[Begin Input records]

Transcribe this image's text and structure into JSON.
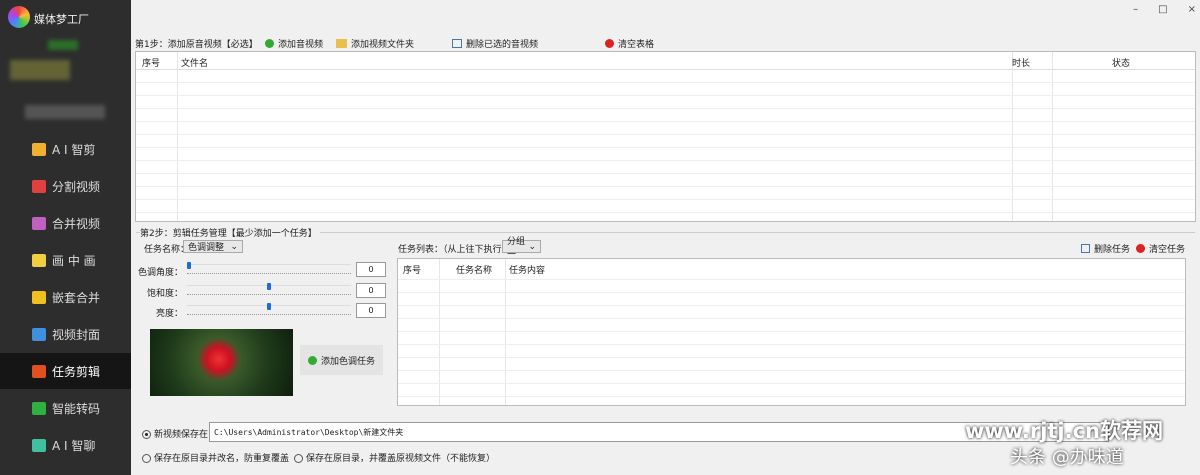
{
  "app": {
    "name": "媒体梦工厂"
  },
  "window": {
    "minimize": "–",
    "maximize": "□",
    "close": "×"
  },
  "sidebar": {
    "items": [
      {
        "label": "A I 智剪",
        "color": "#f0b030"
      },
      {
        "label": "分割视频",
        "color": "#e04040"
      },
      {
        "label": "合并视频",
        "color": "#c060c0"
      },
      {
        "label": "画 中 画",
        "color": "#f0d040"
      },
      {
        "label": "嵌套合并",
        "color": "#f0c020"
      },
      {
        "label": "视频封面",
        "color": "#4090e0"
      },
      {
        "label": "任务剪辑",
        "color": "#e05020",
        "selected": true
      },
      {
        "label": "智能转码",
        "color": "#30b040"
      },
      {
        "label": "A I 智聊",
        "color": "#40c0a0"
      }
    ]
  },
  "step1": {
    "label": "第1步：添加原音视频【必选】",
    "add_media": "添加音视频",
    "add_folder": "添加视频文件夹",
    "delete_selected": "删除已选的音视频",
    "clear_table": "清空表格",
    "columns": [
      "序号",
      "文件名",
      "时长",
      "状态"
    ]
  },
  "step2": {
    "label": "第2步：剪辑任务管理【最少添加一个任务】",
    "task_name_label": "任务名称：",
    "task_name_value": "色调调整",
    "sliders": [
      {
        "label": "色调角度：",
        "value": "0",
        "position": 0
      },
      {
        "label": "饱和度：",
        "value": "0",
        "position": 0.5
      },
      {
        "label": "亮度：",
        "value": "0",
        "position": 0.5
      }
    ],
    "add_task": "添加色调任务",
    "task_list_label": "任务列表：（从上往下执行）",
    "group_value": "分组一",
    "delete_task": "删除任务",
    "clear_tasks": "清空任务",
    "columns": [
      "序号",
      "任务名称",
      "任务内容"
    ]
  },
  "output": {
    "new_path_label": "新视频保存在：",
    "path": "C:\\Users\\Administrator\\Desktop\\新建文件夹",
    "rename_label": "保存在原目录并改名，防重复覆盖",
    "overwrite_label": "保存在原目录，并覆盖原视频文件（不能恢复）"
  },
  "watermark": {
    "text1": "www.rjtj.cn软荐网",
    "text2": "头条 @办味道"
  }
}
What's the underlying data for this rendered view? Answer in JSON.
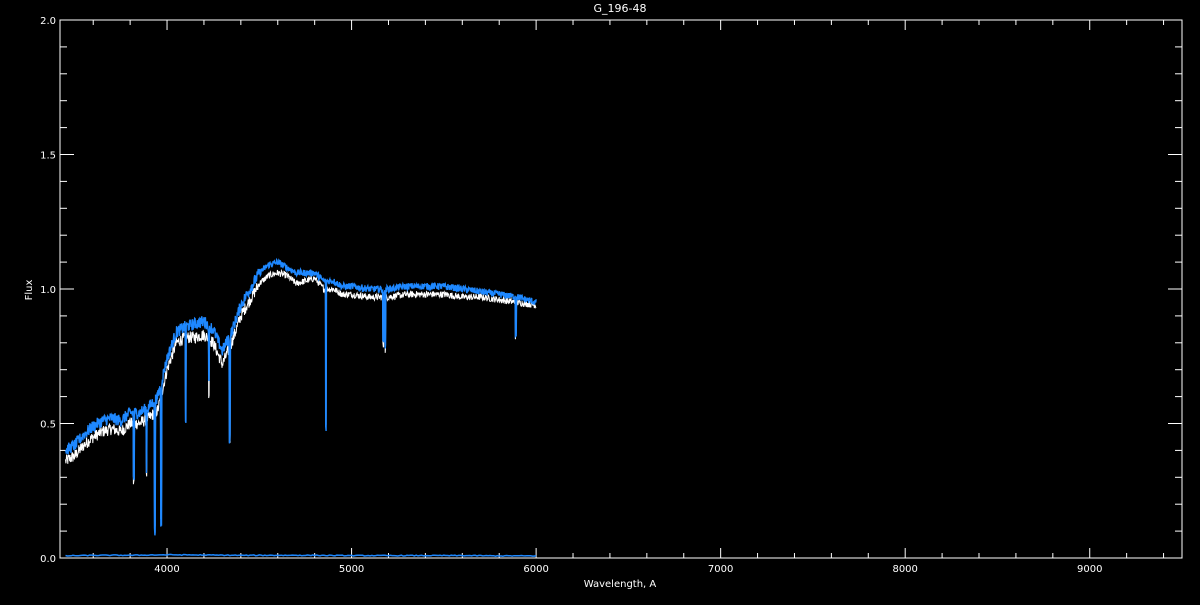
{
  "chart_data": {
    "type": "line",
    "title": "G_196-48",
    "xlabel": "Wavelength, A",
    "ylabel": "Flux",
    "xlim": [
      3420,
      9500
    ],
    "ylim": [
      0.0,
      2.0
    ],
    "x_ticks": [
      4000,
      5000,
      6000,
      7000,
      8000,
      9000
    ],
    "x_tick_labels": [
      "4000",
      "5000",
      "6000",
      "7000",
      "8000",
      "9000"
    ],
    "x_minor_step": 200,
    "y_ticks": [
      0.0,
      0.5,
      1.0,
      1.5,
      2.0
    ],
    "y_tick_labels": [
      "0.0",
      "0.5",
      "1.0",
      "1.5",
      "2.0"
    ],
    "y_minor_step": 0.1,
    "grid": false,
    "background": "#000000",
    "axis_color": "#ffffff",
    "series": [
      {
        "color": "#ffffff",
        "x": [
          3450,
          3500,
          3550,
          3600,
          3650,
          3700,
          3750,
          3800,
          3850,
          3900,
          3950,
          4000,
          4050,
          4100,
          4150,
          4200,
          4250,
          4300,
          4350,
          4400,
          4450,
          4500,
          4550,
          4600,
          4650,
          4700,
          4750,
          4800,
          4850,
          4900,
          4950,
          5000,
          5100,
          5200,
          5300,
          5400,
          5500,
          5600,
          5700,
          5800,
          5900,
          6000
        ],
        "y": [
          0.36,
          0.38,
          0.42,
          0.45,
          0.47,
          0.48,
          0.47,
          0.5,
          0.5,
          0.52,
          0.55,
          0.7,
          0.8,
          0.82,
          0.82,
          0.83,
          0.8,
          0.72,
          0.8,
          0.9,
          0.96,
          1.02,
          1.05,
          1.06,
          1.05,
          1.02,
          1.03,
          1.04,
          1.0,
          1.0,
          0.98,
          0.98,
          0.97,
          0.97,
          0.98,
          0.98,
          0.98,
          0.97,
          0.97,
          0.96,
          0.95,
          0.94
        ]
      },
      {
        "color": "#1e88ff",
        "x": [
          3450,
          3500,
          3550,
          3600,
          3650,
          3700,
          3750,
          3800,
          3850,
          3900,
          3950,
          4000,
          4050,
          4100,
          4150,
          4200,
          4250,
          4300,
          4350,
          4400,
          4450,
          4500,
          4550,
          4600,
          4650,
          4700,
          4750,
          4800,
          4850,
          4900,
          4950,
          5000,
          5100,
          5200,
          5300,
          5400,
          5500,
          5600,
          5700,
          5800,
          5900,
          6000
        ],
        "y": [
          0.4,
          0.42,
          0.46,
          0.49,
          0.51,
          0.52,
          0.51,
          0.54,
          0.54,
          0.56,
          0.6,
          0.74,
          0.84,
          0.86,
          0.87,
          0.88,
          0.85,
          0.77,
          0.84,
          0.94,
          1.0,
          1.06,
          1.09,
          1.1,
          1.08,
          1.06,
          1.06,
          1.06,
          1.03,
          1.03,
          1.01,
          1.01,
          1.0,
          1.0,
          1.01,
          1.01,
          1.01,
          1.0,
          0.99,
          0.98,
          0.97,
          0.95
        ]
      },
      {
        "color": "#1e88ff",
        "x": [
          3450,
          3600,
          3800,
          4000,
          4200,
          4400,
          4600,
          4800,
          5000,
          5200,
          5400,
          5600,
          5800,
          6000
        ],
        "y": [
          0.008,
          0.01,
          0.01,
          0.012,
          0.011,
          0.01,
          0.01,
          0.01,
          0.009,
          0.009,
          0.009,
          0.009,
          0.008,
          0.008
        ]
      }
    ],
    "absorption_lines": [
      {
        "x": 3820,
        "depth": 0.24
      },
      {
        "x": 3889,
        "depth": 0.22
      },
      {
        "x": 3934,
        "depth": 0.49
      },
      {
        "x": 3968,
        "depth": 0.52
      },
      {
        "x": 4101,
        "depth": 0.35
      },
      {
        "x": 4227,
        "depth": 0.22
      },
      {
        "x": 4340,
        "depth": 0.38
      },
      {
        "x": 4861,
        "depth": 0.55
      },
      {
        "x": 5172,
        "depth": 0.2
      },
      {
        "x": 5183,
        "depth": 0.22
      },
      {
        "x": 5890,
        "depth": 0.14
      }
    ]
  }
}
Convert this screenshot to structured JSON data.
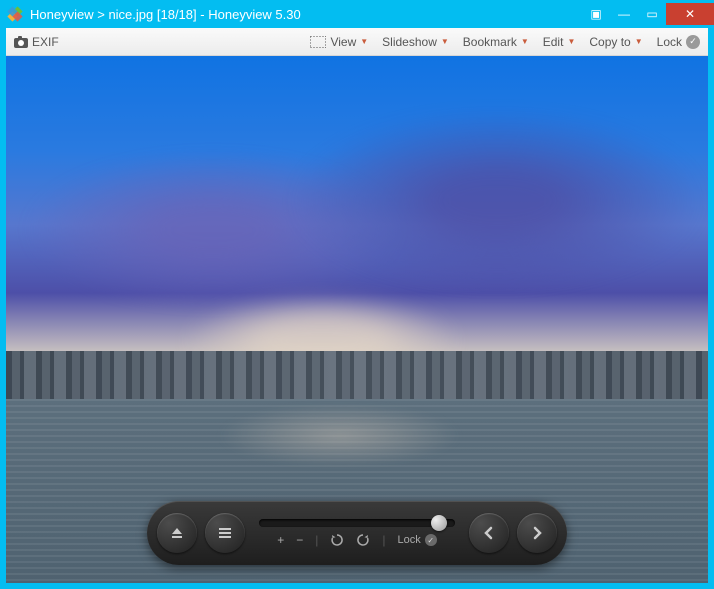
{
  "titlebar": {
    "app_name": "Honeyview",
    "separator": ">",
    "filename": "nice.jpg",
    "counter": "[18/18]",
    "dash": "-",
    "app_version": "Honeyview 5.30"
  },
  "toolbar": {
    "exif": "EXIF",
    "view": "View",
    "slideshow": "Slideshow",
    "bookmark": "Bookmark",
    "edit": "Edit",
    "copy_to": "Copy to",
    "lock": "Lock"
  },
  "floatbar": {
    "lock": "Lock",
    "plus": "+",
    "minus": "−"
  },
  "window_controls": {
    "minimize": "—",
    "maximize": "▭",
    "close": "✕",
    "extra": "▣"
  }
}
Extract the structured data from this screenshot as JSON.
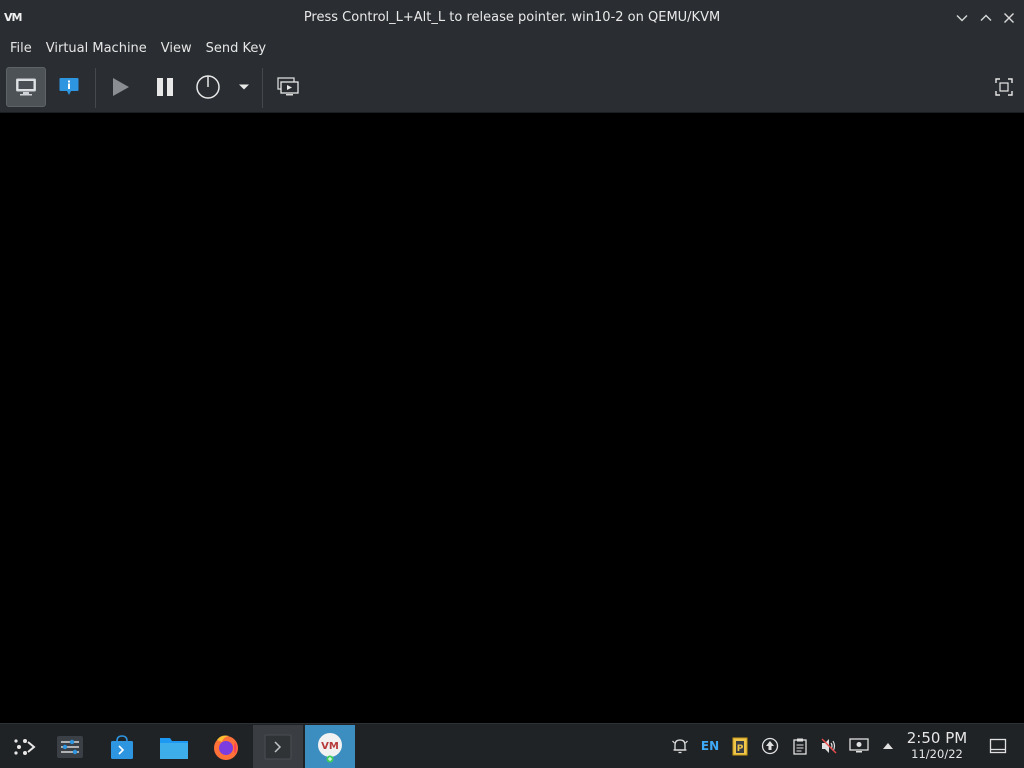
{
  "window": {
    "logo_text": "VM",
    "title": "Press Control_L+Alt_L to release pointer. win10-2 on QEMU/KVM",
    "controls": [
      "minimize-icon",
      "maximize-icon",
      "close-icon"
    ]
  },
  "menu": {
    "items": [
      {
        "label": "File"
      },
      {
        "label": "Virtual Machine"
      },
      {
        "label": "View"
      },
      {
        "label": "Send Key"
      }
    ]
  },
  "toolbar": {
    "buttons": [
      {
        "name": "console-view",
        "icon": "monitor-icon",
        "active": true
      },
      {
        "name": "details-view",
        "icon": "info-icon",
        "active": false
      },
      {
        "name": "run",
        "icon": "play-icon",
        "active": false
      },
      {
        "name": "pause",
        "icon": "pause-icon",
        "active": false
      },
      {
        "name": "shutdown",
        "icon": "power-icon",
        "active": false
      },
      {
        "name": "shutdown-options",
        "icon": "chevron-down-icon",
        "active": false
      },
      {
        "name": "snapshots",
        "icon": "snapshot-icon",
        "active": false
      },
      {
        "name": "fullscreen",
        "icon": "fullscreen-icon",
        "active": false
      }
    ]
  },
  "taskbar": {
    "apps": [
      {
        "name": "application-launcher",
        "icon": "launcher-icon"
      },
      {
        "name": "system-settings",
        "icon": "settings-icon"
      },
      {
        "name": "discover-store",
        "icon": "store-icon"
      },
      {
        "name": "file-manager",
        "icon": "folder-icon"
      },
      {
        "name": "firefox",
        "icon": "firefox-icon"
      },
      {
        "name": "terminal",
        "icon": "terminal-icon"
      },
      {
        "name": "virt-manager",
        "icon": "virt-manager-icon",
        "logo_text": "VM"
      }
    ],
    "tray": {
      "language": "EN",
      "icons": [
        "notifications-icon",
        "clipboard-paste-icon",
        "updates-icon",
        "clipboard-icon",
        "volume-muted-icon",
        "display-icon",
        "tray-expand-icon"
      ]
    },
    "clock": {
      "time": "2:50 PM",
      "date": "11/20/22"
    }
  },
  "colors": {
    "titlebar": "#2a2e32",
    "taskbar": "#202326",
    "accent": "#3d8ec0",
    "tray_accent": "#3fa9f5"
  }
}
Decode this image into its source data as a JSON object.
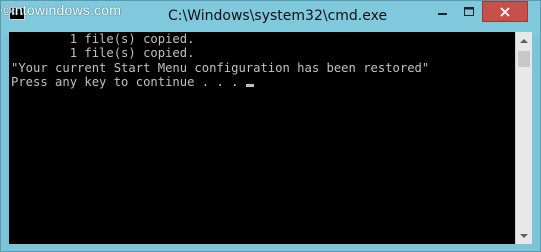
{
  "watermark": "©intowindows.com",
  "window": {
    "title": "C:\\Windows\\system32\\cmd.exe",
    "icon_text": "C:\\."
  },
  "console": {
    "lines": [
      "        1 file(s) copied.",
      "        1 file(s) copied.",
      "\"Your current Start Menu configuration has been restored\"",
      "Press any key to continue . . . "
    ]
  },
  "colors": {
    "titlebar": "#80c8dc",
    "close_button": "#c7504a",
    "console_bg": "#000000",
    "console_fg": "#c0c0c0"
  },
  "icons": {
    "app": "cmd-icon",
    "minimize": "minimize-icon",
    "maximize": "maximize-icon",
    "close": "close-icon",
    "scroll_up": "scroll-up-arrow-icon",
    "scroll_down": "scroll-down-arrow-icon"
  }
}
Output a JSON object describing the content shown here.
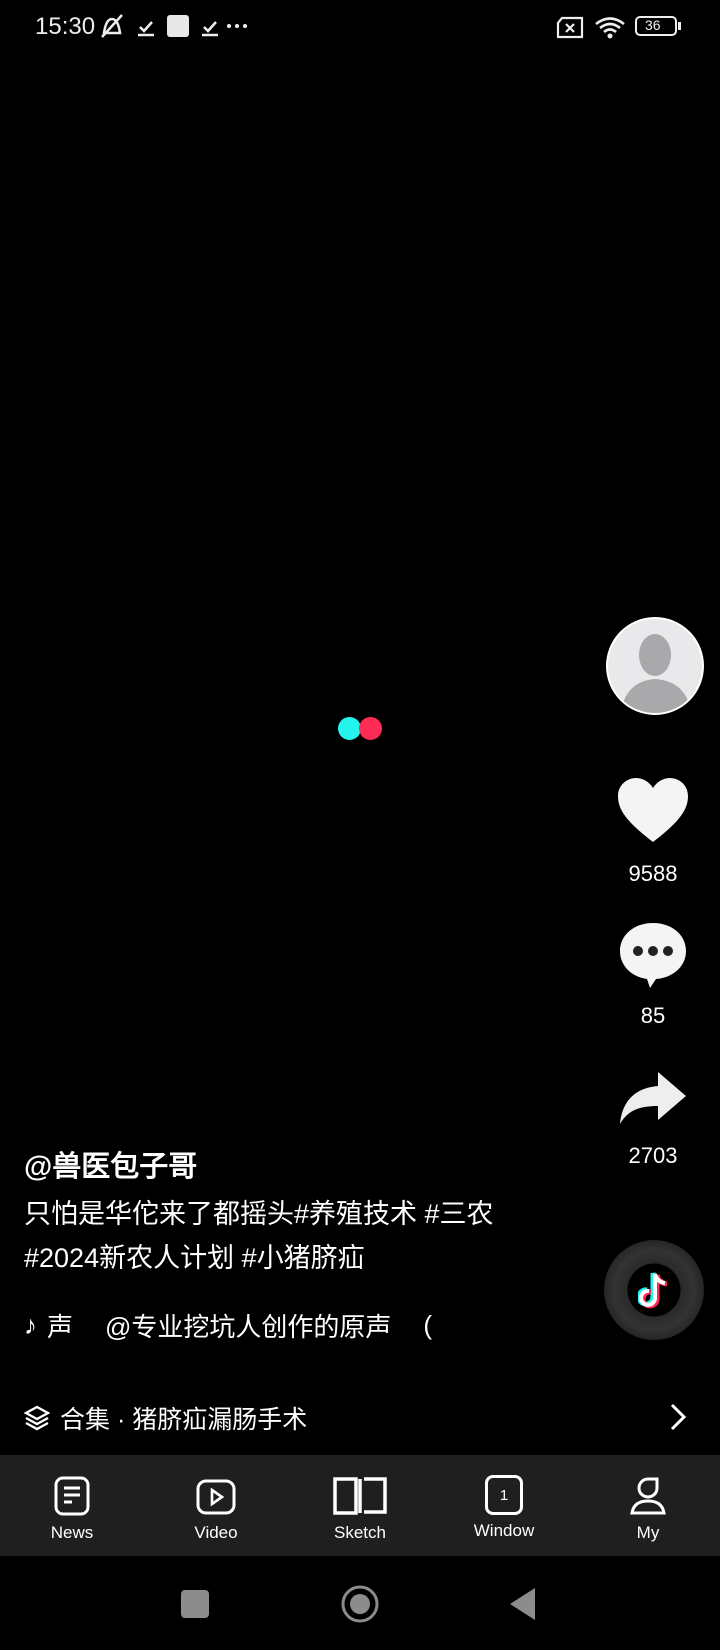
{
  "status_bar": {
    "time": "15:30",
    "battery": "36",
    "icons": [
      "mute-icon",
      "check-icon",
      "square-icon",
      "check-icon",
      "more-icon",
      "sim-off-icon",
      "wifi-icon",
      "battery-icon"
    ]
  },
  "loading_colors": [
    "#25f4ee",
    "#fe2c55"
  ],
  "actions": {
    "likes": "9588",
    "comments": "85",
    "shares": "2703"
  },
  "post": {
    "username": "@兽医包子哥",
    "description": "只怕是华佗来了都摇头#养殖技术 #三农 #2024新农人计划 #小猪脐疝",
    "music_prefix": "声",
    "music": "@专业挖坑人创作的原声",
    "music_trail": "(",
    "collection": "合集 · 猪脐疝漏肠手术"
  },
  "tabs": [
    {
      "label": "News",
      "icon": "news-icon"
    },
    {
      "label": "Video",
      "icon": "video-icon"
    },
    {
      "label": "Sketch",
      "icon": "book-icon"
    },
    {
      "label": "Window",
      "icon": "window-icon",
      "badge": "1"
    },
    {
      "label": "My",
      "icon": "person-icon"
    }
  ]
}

[End Input records]

> [Task instructions] Collect every line above that contains the word "titlebar".

> [Exercise solution]
  "titlebar": {
    "titlebar": "#2a2e32",
    "titlebar": "#80c8dc",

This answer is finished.